Layout dataset entries
════════════════════
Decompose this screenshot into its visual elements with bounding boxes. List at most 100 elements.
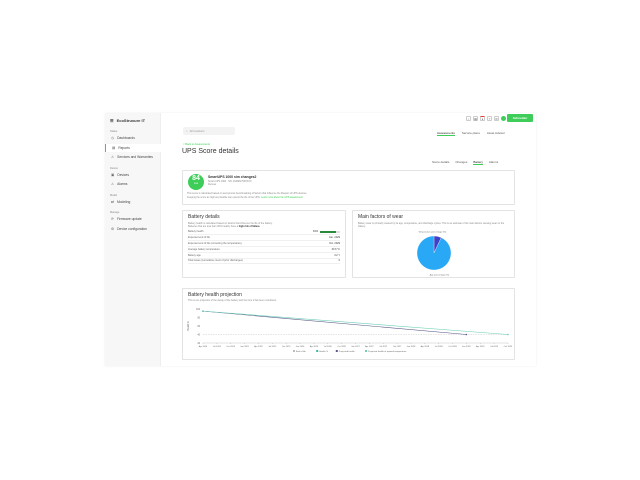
search-icon: ⌕ bbox=[186, 129, 188, 133]
score-card: 84 Low SmartUPS 1000 sim changes2 Smart-… bbox=[182, 170, 515, 205]
wear-title: Main factors of wear bbox=[358, 214, 404, 220]
x-tick-label: Apr 2024 bbox=[199, 345, 208, 348]
menu-icon[interactable]: ☰ bbox=[110, 118, 114, 123]
brand-button[interactable]: Schneider bbox=[507, 114, 533, 122]
user-icon[interactable] bbox=[501, 116, 506, 121]
x-tick-label: Oct 2025 bbox=[282, 345, 291, 348]
y-tick-label: 100 bbox=[196, 309, 201, 311]
services-icon: ⚠ bbox=[111, 155, 115, 159]
series-line-3 bbox=[202, 310, 509, 335]
modeling-icon: ⇄ bbox=[111, 199, 114, 204]
tab-service-plans[interactable]: Service plans bbox=[461, 131, 480, 135]
sidebar-item-reports[interactable]: ▤ Reports bbox=[105, 143, 161, 152]
device-icon: ▣ bbox=[111, 172, 115, 177]
pie-label: Temperature percentage (%) bbox=[418, 230, 446, 233]
page-title: UPS Score details bbox=[182, 148, 239, 155]
battery-detail-row: Battery age 3.2 Y bbox=[188, 253, 340, 259]
data-point[interactable] bbox=[507, 333, 509, 336]
x-tick-label: Jul 2029 bbox=[490, 346, 499, 348]
tab-assessments[interactable]: Assessments bbox=[437, 131, 455, 136]
tab-score-details[interactable]: Score details bbox=[432, 160, 450, 164]
sidebar: ☰ EcoStruxure IT Status ◷ Dashboards ▤ Report… bbox=[105, 113, 161, 366]
top-toolbar: ⌕ ▦ ●? ⚙ bbox=[466, 116, 506, 121]
sidebar-section-label: Status bbox=[110, 130, 118, 133]
sidebar-item-services-and-warranties[interactable]: ⚠ Services and Warranties bbox=[111, 155, 153, 159]
x-tick-label: Apr 2029 bbox=[476, 345, 485, 348]
back-link[interactable]: < Back to Assessments bbox=[183, 143, 210, 146]
x-tick-label: Jan 2029 bbox=[462, 346, 471, 348]
health-projection-card: Battery health projection This is our pr… bbox=[182, 288, 515, 360]
sidebar-item-device-configuration[interactable]: ⚙ Device configuration bbox=[111, 226, 148, 231]
pie-label: Age percentage (%) bbox=[430, 274, 450, 277]
grid-icon[interactable]: ▦ bbox=[473, 116, 478, 121]
legend-item[interactable]: Health % bbox=[319, 350, 328, 353]
search-icon[interactable]: ⌕ bbox=[466, 116, 471, 121]
device-model: Smart-UPS 1000 · SN: AS0981760XXXX bbox=[208, 180, 252, 183]
device-name[interactable]: SmartUPS 1000 sim changes2 bbox=[208, 175, 257, 179]
firmware-icon: ⟳ bbox=[111, 217, 114, 221]
tab-changes[interactable]: Changes bbox=[455, 160, 468, 164]
data-point[interactable] bbox=[465, 333, 468, 336]
sidebar-item-alarms[interactable]: ⚠ Alarms bbox=[111, 182, 128, 186]
x-tick-label: Jan 2028 bbox=[407, 346, 416, 348]
battery-health-bar bbox=[320, 231, 340, 233]
y-tick-label: 60 bbox=[197, 326, 200, 328]
score-description: This score is calculated based on anonym… bbox=[187, 192, 307, 195]
pie-slice[interactable] bbox=[416, 235, 452, 271]
y-tick-label: 40 bbox=[197, 334, 200, 336]
x-tick-label: Jan 2027 bbox=[351, 346, 360, 348]
tab-battery[interactable]: Battery bbox=[473, 160, 483, 165]
main: ⌕ All locations ⌕ ▦ ●? ⚙ Schneider Assessmen… bbox=[161, 113, 536, 366]
score-badge: 84 Low bbox=[188, 174, 204, 190]
app-window: ☰ EcoStruxure IT Status ◷ Dashboards ▤ Report… bbox=[105, 113, 536, 366]
series-line-2 bbox=[202, 310, 467, 335]
dashboard-icon: ◷ bbox=[111, 136, 115, 140]
tab-alarms[interactable]: Alarms bbox=[488, 160, 499, 164]
legend-item[interactable]: End of life bbox=[296, 351, 307, 353]
wear-pie-chart: Temperature percentage (%) Age percentage… bbox=[416, 230, 452, 277]
legend-item[interactable]: Projected health bbox=[339, 350, 356, 353]
learn-more-link[interactable]: Learn more about the UPS assessment bbox=[260, 196, 303, 199]
notification-icon[interactable]: ● bbox=[480, 116, 485, 121]
battery-detail-row: Average battery temperature 30.6 °C bbox=[188, 247, 340, 253]
help-icon[interactable]: ? bbox=[487, 116, 492, 121]
legend-swatch bbox=[316, 350, 319, 352]
y-tick-label: 80 bbox=[197, 317, 200, 319]
chart-title: Battery health projection bbox=[188, 292, 242, 298]
x-tick-label: Jan 2025 bbox=[240, 346, 249, 348]
y-axis-label: Health % bbox=[187, 321, 190, 330]
x-tick-label: Oct 2024 bbox=[227, 345, 236, 348]
legend-swatch bbox=[365, 350, 367, 352]
health-line-chart: Health % 20 40 60 80 100 Apr 2024 Jul 2024 Oct 2… bbox=[187, 309, 513, 353]
location-search[interactable]: ⌕ All locations bbox=[183, 127, 235, 135]
x-tick-label: Apr 2025 bbox=[254, 345, 263, 348]
sidebar-item-devices[interactable]: ▣ Devices bbox=[111, 172, 130, 177]
x-tick-label: Oct 2029 bbox=[504, 345, 513, 348]
x-tick-label: Jul 2025 bbox=[268, 346, 277, 348]
x-tick-label: Jul 2027 bbox=[379, 346, 388, 348]
battery-detail-row: Expected end of life (correcting the tem… bbox=[188, 242, 340, 247]
sub-tabs: Score details Changes Battery Alarms bbox=[432, 160, 498, 165]
x-tick-label: Oct 2027 bbox=[393, 345, 402, 348]
battery-detail-row: Total cases (cumulative count of prior d… bbox=[188, 259, 340, 265]
legend-item[interactable]: Projected health at optimal temperature bbox=[368, 350, 407, 353]
settings-icon[interactable]: ⚙ bbox=[494, 116, 499, 121]
sidebar-item-firmware-update[interactable]: ⟳ Firmware update bbox=[111, 217, 142, 221]
x-tick-label: Apr 2028 bbox=[421, 345, 430, 348]
sidebar-section-label: Manage bbox=[110, 211, 120, 214]
device-location: Rennes bbox=[208, 183, 217, 186]
config-icon: ⚙ bbox=[111, 226, 115, 231]
data-point[interactable] bbox=[202, 310, 204, 312]
battery-detail-row: Battery health 81% bbox=[188, 230, 340, 236]
battery-details-title: Battery details bbox=[188, 214, 220, 220]
battery-detail-row: Expected end of life Jan. 2029 bbox=[188, 236, 340, 242]
x-tick-label: Oct 2028 bbox=[448, 345, 457, 348]
y-tick-label: 20 bbox=[197, 343, 200, 345]
sidebar-section-label: Device bbox=[110, 166, 118, 170]
tab-asset-advisor[interactable]: Asset Advisor bbox=[486, 131, 506, 135]
x-tick-label: Apr 2026 bbox=[310, 345, 319, 348]
legend-swatch bbox=[335, 350, 338, 352]
top-tabs: Assessments Service plans Asset Advisor bbox=[437, 131, 505, 136]
sidebar-item-modeling[interactable]: ⇄ Modeling bbox=[111, 199, 131, 204]
sidebar-item-dashboards[interactable]: ◷ Dashboards bbox=[111, 136, 135, 140]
════════════════════
▶ _What this task involves_: Repeat the rows above from the line containing "search-icon: ⌕ bbox=[186, 129, 188, 133]" up to and including the line containing "series-line-3 bbox=[202, 310, 509, 335]".

▶ _Written solution_:
search-icon: ⌕ bbox=[186, 129, 188, 133]
score-card: 84 Low SmartUPS 1000 sim changes2 Smart-… bbox=[182, 170, 515, 205]
wear-title: Main factors of wear bbox=[358, 214, 404, 220]
x-tick-label: Apr 2024 bbox=[199, 345, 208, 348]
menu-icon[interactable]: ☰ bbox=[110, 118, 114, 123]
brand-button[interactable]: Schneider bbox=[507, 114, 533, 122]
user-icon[interactable] bbox=[501, 116, 506, 121]
x-tick-label: Oct 2025 bbox=[282, 345, 291, 348]
y-tick-label: 100 bbox=[196, 309, 201, 311]
services-icon: ⚠ bbox=[111, 155, 115, 159]
series-line-3 bbox=[202, 310, 509, 335]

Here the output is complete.